▶ **EXERCISE AIM**: Set the listing down unchanged, minus every embedded image.

▶ **EXCERPTED RECORDS**:

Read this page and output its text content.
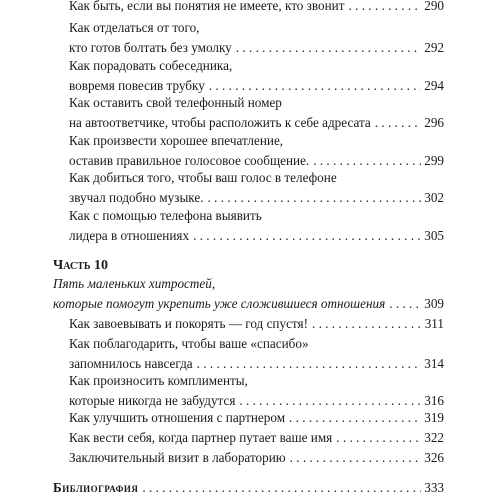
Как быть, если вы понятия не имеете, кто звонит . . .	290
Как отделаться от того,
кто готов болтать без умолку . . .	292
Как порадовать собеседника,
вовремя повесив трубку . . .	294
Как оставить свой телефонный номер
на автоответчике, чтобы расположить к себе адресата . . .	296
Как произвести хорошее впечатление,
оставив правильное голосовое сообщение. . . .	299
Как добиться того, чтобы ваш голос в телефоне
звучал подобно музыке. . . .	302
Как с помощью телефона выявить
лидера в отношениях . . .	305
Часть 10
Пять маленьких хитростей,
которые помогут укрепить уже сложившиеся отношения . . .	309
Как завоевывать и покорять — год спустя! . . .	311
Как поблагодарить, чтобы ваше «спасибо»
запомнилось навсегда . . .	314
Как произносить комплименты,
которые никогда не забудутся . . .	316
Как улучшить отношения с партнером . . .	319
Как вести себя, когда партнер путает ваше имя . . .	322
Заключительный визит в лабораторию . . .	326
Библиография . . .	333
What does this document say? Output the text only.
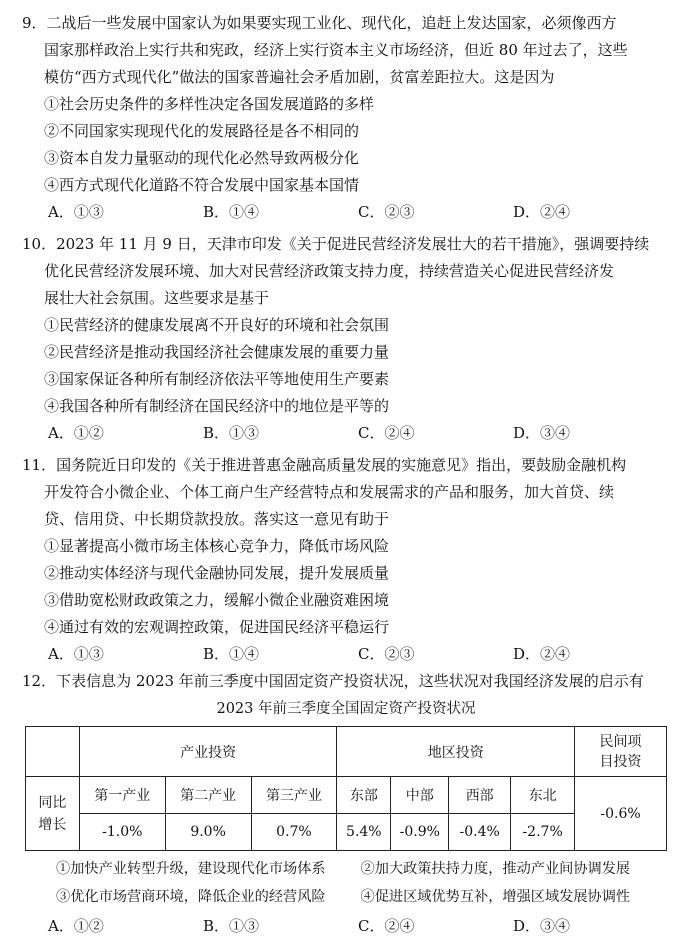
9．二战后一些发展中国家认为如果要实现工业化、现代化，追赶上发达国家，必须像西方

国家那样政治上实行共和宪政，经济上实行资本主义市场经济，但近 80 年过去了，这些

模仿“西方式现代化”做法的国家普遍社会矛盾加剧，贫富差距拉大。这是因为

①社会历史条件的多样性决定各国发展道路的多样

②不同国家实现现代化的发展路径是各不相同的

③资本自发力量驱动的现代化必然导致两极分化

④西方式现代化道路不符合发展中国家基本国情

A．①③	B．①④	C．②③	D．②④

10．2023 年 11 月 9 日，天津市印发《关于促进民营经济发展壮大的若干措施》，强调要持续

优化民营经济发展环境、加大对民营经济政策支持力度，持续营造关心促进民营经济发

展壮大社会氛围。这些要求是基于

①民营经济的健康发展离不开良好的环境和社会氛围

②民营经济是推动我国经济社会健康发展的重要力量

③国家保证各种所有制经济依法平等地使用生产要素

④我国各种所有制经济在国民经济中的地位是平等的

A．①②	B．①③	C．②④	D．③④

11．国务院近日印发的《关于推进普惠金融高质量发展的实施意见》指出，要鼓励金融机构

开发符合小微企业、个体工商户生产经营特点和发展需求的产品和服务，加大首贷、续

贷、信用贷、中长期贷款投放。落实这一意见有助于

①显著提高小微市场主体核心竞争力，降低市场风险

②推动实体经济与现代金融协同发展，提升发展质量

③借助宽松财政政策之力，缓解小微企业融资难困境

④通过有效的宏观调控政策，促进国民经济平稳运行

A．①③	B．①④	C．②③	D．②④

12．下表信息为 2023 年前三季度中国固定资产投资状况，这些状况对我国经济发展的启示有

2023 年前三季度全国固定资产投资状况
	产业投资			地区投资				民间项
目投资

同比
增长	第一产业	第二产业	第三产业	东部	中部	西部	东北	-0.6%
	-1.0%	9.0%	0.7%	5.4%	-0.9%	-0.4%	-2.7%	
①加快产业转型升级，建设现代化市场体系 ②加大政策扶持力度，推动产业间协调发展
③优化市场营商环境，降低企业的经营风险 ④促进区域优势互补，增强区域发展协调性
A．①②	B．①③	C．②④	D．③④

▶ **RESULT FOR THIS TASK**:
Read this page and output its text content.
Как быть, если вы понятия не имеете, кто звонит . . .	290
Как отделаться от того,
кто готов болтать без умолку . . .	292
Как порадовать собеседника,
вовремя повесив трубку . . .	294
Как оставить свой телефонный номер
на автоответчике, чтобы расположить к себе адресата . . .	296
Как произвести хорошее впечатление,
оставив правильное голосовое сообщение. . . .	299
Как добиться того, чтобы ваш голос в телефоне
звучал подобно музыке. . . .	302
Как с помощью телефона выявить
лидера в отношениях . . .	305
Часть 10
Пять маленьких хитростей,
которые помогут укрепить уже сложившиеся отношения . . .	309
Как завоевывать и покорять — год спустя! . . .	311
Как поблагодарить, чтобы ваше «спасибо»
запомнилось навсегда . . .	314
Как произносить комплименты,
которые никогда не забудутся . . .	316
Как улучшить отношения с партнером . . .	319
Как вести себя, когда партнер путает ваше имя . . .	322
Заключительный визит в лабораторию . . .	326
Библиография . . .	333
What does this document say? Output the text only.
9．二战后一些发展中国家认为如果要实现工业化、现代化，追赶上发达国家，必须像西方

国家那样政治上实行共和宪政，经济上实行资本主义市场经济，但近 80 年过去了，这些

模仿“西方式现代化”做法的国家普遍社会矛盾加剧，贫富差距拉大。这是因为

①社会历史条件的多样性决定各国发展道路的多样

②不同国家实现现代化的发展路径是各不相同的

③资本自发力量驱动的现代化必然导致两极分化

④西方式现代化道路不符合发展中国家基本国情

A．①③	B．①④	C．②③	D．②④

10．2023 年 11 月 9 日，天津市印发《关于促进民营经济发展壮大的若干措施》，强调要持续

优化民营经济发展环境、加大对民营经济政策支持力度，持续营造关心促进民营经济发

展壮大社会氛围。这些要求是基于

①民营经济的健康发展离不开良好的环境和社会氛围

②民营经济是推动我国经济社会健康发展的重要力量

③国家保证各种所有制经济依法平等地使用生产要素

④我国各种所有制经济在国民经济中的地位是平等的

A．①②	B．①③	C．②④	D．③④

11．国务院近日印发的《关于推进普惠金融高质量发展的实施意见》指出，要鼓励金融机构

开发符合小微企业、个体工商户生产经营特点和发展需求的产品和服务，加大首贷、续

贷、信用贷、中长期贷款投放。落实这一意见有助于

①显著提高小微市场主体核心竞争力，降低市场风险

②推动实体经济与现代金融协同发展，提升发展质量

③借助宽松财政政策之力，缓解小微企业融资难困境

④通过有效的宏观调控政策，促进国民经济平稳运行

A．①③	B．①④	C．②③	D．②④

12．下表信息为 2023 年前三季度中国固定资产投资状况，这些状况对我国经济发展的启示有

2023 年前三季度全国固定资产投资状况
	产业投资			地区投资				民间项
目投资

同比
增长	第一产业	第二产业	第三产业	东部	中部	西部	东北	-0.6%
	-1.0%	9.0%	0.7%	5.4%	-0.9%	-0.4%	-2.7%	
①加快产业转型升级，建设现代化市场体系 ②加大政策扶持力度，推动产业间协调发展
③优化市场营商环境，降低企业的经营风险 ④促进区域优势互补，增强区域发展协调性
A．①②	B．①③	C．②④	D．③④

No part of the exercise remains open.